SET PROBLEM A :: In the listing, substitute "fig-caption" for "figure-caption" in the lines from the one holding "coordinate-curve-negative <box>462 949" through the one holding "coordinate-intercept-label: $x_0$ <box>436", inclusive, and return only those lines with nothing else altered.

Five Facts Every Businessman Should Know About China
If you're about to enter the Chinese market, make sure to install the right messenger on your smartphone, find out if your customers like Peppa Pig, and cross-check your business plans against the five-year plan of the Communist Party. Otherwise, you may be setting yourself up for a quick exit.
A survey of representatives of small and medium businesses on their relationships with Chinese partners shows that most difficulties are caused by lack of understanding of three main things – local laws, the consumer market and cultural context.
Indeed, the particularities of China can't be ignored. One has to learn them and adjust accordingly. When working with the Chinese, one needs to consider five key factors that determine the way business is conducted in the country.
1. Geography. There is no monolithic China – all of its regions are different, primarily in terms of economic prosperity. Despite the country ranking second globally in number of US dollar billionaires (373 in 2018), according to UN statistics 14 percent of the population lives below the poverty line, earning less than $1.50 a day.
Regionally the country is divided as follows – Eastern China is a coastal zone with well-developed trade, historically the richest region. Heavy industry and old industrial manufacturing facilities are concentrated in Central China. And the West is agrarian and poor.
Despite the fact that the country produces approximately 90 percent of all personal computers in the world, China’s urbanization rate is a mere 56 percent, meaning 44 percent of the population lives rurally. Additionally, the country features more than 60 different distinct dialects, meaning Chinese from the south will not understand their countrymen from the north.
With all of this in mind, when starting a business in China, you might want to hire a local expert who can explain the specific conditions and characteristics of the region you want to enter. Last year, Peppa Pig became an incredibly popular brand all over China except within the Xinjiang Uygur Autonomous Region. Why? Because this region is home to a large number of Muslims who don’t eat pork.
2. Leadership. The Western concept of a leader is an exceptionally capable individual who is admired and followed by others. In China, a leader is a mini god and the bearer of truth. Therefore, all business, like any other power structure, from political to familial, is built on the Confucian vertical principle. All decisions within the company are made only by the director with almost no delegation of authority. Unless the head of the company approves your deal, it's a no-go.
Here’s a typical situation – after some great negotiations, a Chinese manager tells you that you will soon receive a draft of a contract. You wait a week, a month, and eventually three months but your emails still have not been answered. What happened? The boss simply didn't like your terms. However, the aforementioned manager can't just let you know that the deal is dead and this decision is outside of their power, as doing so would be losing face.
For this reason, when negotiating, don't try to force a Chinese partner to give a strict commitment. After all, the Chinese language lacks the word for “yes” (the Chinese express agreement by repeating a verb “Let’s go? – Let’s go.”). In addition, China follows contractual law instead of Roman law, so don't be surprised when a Chinese party requests significant changes to an agreed upon contract the day after it has been signed.
3. Collectivism. Picture a mountain with cascading rice fields. Every morning the Chinese person who owns the highest field must open a door to let the water from their field drain to the neighbour below, who then opens their door to the field below them. If any member of this chain fails to let the water flow, the fields at the bottom will dry out.

Bounding box annotations:
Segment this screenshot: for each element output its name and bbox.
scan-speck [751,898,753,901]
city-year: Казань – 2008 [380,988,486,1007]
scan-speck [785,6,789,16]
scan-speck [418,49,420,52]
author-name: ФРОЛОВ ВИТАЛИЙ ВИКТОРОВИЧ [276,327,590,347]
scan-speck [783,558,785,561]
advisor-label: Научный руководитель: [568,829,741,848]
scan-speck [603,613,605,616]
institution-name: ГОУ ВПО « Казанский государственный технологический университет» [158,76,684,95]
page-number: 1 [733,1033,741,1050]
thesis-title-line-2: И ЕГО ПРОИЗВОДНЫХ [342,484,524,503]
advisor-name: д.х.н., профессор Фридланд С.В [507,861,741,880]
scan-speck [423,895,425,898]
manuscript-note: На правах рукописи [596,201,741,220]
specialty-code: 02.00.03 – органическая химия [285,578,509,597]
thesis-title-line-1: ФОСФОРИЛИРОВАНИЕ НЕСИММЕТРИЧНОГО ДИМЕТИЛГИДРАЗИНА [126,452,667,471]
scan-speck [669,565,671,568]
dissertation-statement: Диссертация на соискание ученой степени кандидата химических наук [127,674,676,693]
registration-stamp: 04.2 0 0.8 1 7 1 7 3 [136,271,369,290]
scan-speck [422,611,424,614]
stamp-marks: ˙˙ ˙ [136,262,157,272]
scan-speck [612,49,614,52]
...
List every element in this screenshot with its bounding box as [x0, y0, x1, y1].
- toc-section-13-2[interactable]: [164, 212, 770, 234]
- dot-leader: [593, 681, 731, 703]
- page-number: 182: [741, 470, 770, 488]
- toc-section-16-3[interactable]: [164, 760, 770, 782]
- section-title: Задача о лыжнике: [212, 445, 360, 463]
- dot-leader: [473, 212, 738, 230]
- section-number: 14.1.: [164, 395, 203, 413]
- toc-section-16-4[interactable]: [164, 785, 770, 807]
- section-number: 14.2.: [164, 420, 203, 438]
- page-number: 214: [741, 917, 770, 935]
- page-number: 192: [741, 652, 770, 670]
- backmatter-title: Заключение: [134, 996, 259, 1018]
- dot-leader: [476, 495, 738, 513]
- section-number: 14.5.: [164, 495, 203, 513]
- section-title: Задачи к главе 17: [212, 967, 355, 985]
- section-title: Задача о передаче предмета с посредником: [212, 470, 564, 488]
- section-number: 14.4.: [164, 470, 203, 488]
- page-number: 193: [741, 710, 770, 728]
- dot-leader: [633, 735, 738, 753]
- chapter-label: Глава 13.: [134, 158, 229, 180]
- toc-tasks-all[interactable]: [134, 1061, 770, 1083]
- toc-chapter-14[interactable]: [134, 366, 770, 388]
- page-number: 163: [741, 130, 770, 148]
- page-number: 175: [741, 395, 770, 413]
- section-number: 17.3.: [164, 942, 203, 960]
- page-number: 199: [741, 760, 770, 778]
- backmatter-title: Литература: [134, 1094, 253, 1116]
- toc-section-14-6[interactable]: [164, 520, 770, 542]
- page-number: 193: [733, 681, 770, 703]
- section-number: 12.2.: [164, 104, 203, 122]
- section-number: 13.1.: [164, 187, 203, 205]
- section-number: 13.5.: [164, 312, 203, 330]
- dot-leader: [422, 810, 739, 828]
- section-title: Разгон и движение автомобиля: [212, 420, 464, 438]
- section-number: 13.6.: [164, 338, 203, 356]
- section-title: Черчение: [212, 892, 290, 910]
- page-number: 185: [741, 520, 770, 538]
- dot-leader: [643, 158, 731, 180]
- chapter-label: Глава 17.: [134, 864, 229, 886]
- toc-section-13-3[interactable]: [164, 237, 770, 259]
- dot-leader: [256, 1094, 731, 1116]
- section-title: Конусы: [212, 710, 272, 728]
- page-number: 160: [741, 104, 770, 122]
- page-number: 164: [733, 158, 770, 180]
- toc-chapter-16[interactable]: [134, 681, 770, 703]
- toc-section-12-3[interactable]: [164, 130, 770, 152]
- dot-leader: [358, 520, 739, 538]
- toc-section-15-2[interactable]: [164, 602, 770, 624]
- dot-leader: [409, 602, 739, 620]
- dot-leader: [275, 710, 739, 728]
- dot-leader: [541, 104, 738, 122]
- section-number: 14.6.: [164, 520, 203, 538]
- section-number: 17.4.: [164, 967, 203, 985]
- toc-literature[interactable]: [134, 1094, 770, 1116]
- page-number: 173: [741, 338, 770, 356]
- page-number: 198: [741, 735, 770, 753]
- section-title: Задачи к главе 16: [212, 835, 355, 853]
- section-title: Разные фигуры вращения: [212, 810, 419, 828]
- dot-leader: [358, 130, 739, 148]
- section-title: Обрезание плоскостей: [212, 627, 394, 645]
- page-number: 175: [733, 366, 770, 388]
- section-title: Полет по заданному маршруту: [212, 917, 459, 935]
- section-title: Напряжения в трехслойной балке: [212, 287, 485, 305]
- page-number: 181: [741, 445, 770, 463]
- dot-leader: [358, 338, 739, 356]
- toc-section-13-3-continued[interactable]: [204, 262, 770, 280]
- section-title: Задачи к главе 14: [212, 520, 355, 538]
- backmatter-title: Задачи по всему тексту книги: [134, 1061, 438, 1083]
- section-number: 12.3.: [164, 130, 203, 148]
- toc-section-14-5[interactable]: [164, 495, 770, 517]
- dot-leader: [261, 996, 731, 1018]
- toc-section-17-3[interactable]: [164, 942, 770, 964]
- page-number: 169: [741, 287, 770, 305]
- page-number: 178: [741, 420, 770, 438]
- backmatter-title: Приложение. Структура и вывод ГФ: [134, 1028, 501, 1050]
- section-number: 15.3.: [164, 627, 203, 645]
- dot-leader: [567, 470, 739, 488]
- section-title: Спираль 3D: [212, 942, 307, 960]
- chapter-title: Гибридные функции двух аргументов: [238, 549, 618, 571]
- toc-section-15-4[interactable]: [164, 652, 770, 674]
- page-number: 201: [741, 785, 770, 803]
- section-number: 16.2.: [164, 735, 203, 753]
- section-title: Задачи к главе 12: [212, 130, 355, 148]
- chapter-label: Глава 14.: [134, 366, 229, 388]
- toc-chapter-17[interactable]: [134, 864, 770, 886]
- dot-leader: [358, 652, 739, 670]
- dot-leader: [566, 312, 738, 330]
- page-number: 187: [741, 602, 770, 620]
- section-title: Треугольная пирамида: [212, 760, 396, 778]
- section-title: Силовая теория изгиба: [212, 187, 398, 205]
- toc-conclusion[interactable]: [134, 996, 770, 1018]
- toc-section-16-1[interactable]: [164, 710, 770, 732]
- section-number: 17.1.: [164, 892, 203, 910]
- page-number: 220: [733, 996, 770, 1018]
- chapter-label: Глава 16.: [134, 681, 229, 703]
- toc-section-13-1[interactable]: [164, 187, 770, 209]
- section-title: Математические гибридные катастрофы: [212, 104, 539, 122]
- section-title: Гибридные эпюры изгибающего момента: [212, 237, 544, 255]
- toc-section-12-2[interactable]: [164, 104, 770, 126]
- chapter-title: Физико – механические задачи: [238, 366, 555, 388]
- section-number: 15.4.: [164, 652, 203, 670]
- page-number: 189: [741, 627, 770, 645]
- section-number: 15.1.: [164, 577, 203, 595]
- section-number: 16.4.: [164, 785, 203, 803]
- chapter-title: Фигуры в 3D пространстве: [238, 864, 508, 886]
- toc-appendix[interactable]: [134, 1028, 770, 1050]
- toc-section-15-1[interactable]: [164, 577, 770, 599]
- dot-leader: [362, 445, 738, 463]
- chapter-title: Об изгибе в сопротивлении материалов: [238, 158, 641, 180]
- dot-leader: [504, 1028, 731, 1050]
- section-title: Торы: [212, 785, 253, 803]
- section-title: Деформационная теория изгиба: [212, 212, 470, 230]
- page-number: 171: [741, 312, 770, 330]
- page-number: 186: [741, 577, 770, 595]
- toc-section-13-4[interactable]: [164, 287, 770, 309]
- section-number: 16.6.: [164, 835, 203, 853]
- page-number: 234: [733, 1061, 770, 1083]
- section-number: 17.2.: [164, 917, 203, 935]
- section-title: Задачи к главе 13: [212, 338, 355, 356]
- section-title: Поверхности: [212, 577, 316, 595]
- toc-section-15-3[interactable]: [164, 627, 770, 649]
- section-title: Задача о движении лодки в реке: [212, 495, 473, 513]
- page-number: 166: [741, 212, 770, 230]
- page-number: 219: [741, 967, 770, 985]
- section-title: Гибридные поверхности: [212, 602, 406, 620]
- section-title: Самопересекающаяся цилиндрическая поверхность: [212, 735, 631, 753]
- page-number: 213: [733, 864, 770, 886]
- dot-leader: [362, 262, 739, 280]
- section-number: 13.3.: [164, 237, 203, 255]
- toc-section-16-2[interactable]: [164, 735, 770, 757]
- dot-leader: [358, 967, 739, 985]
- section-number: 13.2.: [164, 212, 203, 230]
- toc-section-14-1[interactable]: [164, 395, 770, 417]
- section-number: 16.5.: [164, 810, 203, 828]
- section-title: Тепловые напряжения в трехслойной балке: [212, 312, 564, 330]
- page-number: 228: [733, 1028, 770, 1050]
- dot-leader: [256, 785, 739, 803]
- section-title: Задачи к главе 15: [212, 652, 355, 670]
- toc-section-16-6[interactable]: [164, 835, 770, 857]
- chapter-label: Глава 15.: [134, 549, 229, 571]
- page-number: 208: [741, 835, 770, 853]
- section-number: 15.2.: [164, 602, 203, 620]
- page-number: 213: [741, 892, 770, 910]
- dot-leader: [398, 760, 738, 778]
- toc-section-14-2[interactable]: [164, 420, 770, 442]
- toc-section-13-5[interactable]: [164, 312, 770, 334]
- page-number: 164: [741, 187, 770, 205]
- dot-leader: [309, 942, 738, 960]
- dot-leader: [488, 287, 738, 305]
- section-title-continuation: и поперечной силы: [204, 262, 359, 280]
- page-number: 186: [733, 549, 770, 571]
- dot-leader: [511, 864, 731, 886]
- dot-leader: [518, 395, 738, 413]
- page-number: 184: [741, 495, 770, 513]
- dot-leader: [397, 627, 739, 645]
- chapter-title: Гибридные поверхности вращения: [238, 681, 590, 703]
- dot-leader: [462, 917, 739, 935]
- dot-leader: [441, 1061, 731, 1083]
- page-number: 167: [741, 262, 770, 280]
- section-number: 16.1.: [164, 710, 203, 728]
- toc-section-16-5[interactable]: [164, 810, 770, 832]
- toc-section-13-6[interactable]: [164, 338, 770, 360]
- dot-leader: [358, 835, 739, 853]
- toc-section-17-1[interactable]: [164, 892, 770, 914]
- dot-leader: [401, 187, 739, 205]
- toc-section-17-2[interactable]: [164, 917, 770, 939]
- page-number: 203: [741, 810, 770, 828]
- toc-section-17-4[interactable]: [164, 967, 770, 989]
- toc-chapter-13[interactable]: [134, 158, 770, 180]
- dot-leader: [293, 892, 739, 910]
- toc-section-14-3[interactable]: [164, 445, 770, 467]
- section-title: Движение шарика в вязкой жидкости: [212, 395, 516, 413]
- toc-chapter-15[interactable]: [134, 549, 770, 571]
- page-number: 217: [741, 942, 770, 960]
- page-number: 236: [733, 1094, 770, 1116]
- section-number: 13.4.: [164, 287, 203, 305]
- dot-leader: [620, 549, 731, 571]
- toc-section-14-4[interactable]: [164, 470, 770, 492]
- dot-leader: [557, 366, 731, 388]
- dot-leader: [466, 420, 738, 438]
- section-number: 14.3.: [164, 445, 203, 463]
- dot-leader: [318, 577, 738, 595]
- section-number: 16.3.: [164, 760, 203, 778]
==
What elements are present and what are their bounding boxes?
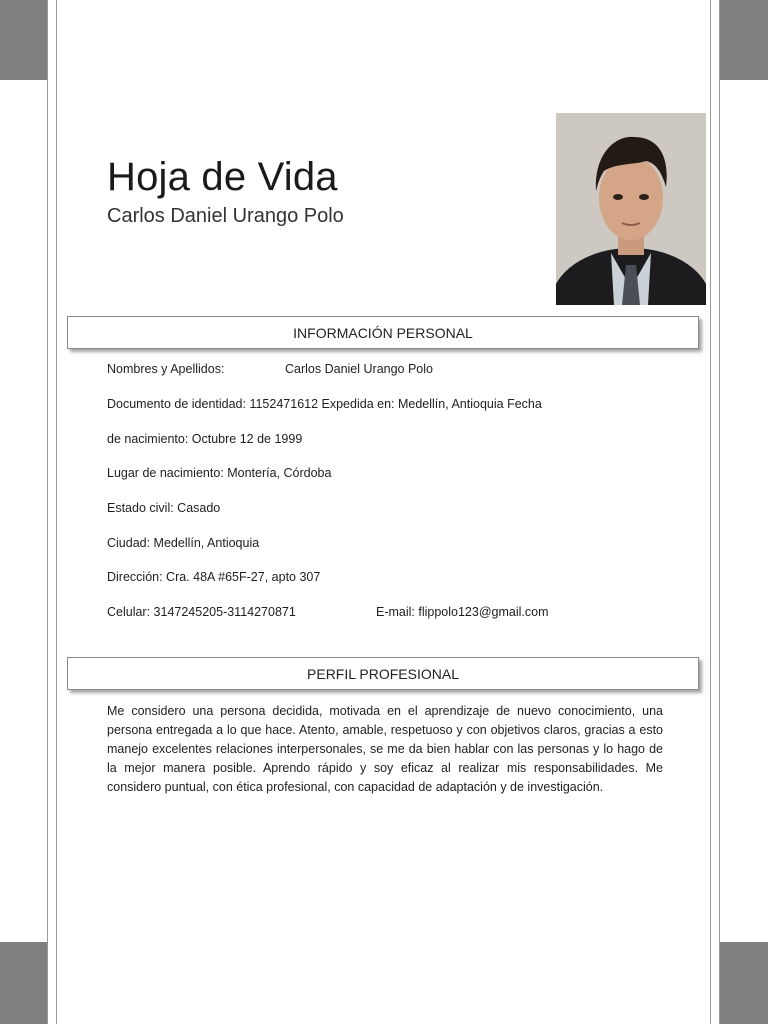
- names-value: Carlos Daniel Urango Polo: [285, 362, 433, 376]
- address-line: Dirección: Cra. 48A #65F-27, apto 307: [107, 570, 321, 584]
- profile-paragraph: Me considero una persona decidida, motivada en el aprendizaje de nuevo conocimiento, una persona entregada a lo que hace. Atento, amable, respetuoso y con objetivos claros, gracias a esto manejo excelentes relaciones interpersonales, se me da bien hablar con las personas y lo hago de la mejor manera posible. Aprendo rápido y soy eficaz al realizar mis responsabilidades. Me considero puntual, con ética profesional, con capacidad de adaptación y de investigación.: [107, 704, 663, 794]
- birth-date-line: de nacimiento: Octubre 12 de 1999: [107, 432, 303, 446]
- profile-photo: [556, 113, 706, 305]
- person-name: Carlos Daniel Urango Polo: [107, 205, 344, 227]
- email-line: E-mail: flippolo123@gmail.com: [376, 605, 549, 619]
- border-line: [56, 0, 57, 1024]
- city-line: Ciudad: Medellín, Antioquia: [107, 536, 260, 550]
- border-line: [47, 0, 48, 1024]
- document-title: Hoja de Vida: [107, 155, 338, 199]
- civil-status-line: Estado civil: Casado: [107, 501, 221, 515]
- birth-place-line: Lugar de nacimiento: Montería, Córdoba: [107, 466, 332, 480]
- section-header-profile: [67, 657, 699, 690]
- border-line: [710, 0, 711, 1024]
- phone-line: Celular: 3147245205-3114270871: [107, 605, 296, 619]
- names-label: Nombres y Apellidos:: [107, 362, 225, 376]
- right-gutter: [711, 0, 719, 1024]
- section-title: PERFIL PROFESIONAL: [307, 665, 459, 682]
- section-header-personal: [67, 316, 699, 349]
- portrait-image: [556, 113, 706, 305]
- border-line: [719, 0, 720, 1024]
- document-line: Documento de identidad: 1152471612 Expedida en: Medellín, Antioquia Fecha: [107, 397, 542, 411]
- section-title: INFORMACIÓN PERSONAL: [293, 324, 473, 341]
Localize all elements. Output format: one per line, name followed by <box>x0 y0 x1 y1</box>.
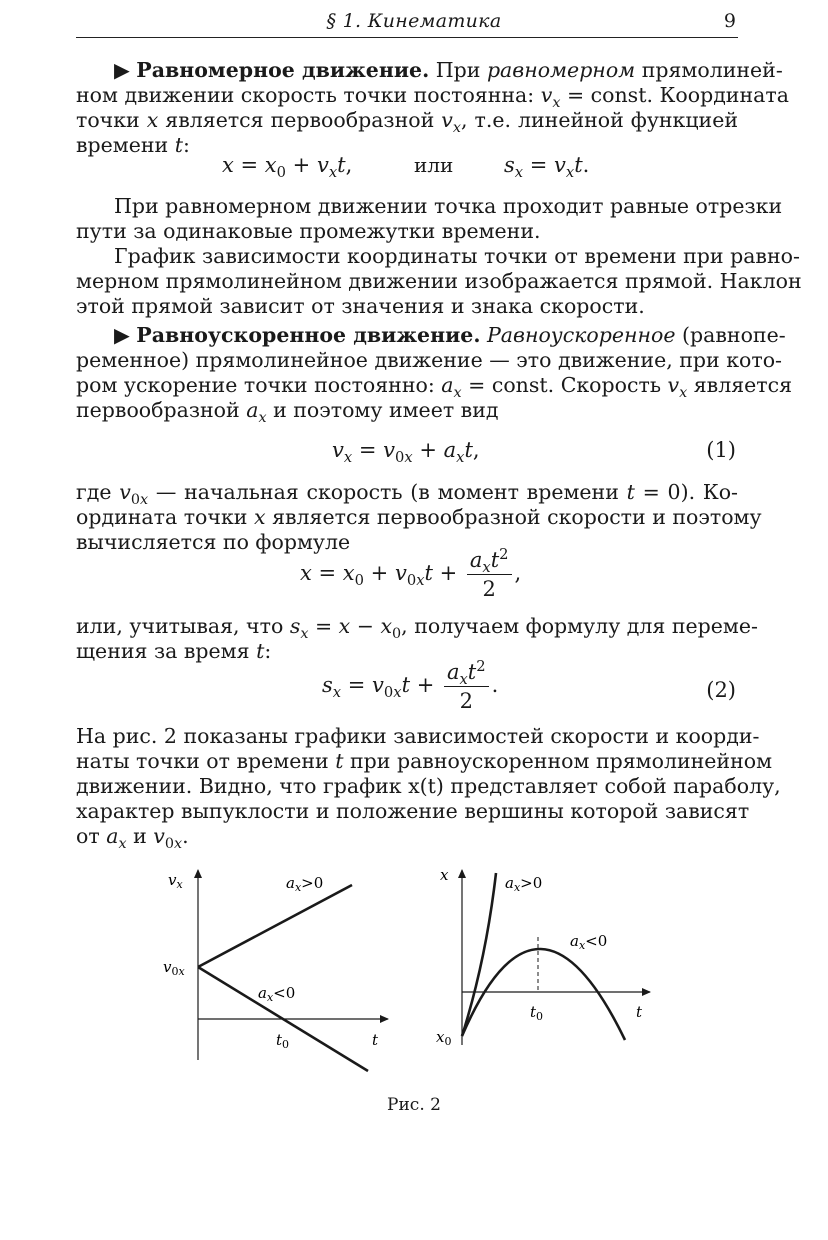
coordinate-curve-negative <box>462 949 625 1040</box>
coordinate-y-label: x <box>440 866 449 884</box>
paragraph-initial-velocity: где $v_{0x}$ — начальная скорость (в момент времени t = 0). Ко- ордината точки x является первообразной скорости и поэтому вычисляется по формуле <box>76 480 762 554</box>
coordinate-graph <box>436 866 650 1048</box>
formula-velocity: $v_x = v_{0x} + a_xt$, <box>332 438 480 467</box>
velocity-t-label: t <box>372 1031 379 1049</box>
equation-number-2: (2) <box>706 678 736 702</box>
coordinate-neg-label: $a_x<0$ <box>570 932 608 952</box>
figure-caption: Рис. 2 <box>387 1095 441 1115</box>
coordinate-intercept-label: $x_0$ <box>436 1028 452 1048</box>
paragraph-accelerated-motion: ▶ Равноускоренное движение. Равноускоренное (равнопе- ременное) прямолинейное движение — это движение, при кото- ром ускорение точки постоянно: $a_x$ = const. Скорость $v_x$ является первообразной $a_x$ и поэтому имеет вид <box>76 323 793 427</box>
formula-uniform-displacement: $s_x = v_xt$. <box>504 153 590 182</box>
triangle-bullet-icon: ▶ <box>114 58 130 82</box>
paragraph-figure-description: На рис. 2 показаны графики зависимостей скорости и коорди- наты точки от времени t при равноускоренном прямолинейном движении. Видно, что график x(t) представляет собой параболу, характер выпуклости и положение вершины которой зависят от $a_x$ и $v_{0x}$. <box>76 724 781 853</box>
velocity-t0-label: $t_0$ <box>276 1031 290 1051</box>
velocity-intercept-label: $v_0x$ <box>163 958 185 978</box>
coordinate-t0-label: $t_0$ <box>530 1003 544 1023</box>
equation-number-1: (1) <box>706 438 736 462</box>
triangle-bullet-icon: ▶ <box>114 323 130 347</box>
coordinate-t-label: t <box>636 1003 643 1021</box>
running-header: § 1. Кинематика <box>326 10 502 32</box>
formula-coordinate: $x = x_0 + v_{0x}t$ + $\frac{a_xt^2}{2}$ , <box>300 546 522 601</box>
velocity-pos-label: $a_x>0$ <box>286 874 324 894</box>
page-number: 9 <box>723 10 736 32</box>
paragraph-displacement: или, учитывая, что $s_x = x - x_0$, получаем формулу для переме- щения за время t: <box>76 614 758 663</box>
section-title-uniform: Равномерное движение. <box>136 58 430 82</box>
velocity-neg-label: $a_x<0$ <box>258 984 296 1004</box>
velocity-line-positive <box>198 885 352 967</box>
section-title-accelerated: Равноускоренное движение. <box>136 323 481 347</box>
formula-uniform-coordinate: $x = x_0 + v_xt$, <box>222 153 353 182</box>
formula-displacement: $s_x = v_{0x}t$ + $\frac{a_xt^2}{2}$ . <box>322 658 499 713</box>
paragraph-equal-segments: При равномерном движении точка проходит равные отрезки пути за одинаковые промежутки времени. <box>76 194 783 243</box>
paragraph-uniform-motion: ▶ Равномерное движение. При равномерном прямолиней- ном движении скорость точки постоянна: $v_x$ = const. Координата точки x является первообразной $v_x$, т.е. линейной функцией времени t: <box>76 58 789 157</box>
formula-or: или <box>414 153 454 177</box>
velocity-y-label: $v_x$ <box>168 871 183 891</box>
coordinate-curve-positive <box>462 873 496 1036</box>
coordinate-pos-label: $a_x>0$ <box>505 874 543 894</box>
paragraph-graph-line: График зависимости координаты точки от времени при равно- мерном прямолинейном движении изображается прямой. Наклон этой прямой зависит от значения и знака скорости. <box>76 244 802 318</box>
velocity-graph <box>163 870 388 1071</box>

SET PROBLEM B :: According to the piece on doing business in China, what share of the country's population lives rurally?

WRITTEN RESPONSE A ::
coordinate-curve-negative <box>462 949 625 1040</box>
coordinate-y-label: x <box>440 866 449 884</box>
paragraph-initial-velocity: где $v_{0x}$ — начальная скорость (в момент времени t = 0). Ко- ордината точки x является первообразной скорости и поэтому вычисляется по формуле <box>76 480 762 554</box>
coordinate-graph <box>436 866 650 1048</box>
formula-velocity: $v_x = v_{0x} + a_xt$, <box>332 438 480 467</box>
velocity-t-label: t <box>372 1031 379 1049</box>
equation-number-2: (2) <box>706 678 736 702</box>
coordinate-neg-label: $a_x<0$ <box>570 932 608 952</box>
fig-caption: Рис. 2 <box>387 1095 441 1115</box>
coordinate-intercept-label: $x_0$ <box>436 1028 452 1048</box>

WRITTEN RESPONSE B :: 44 percent.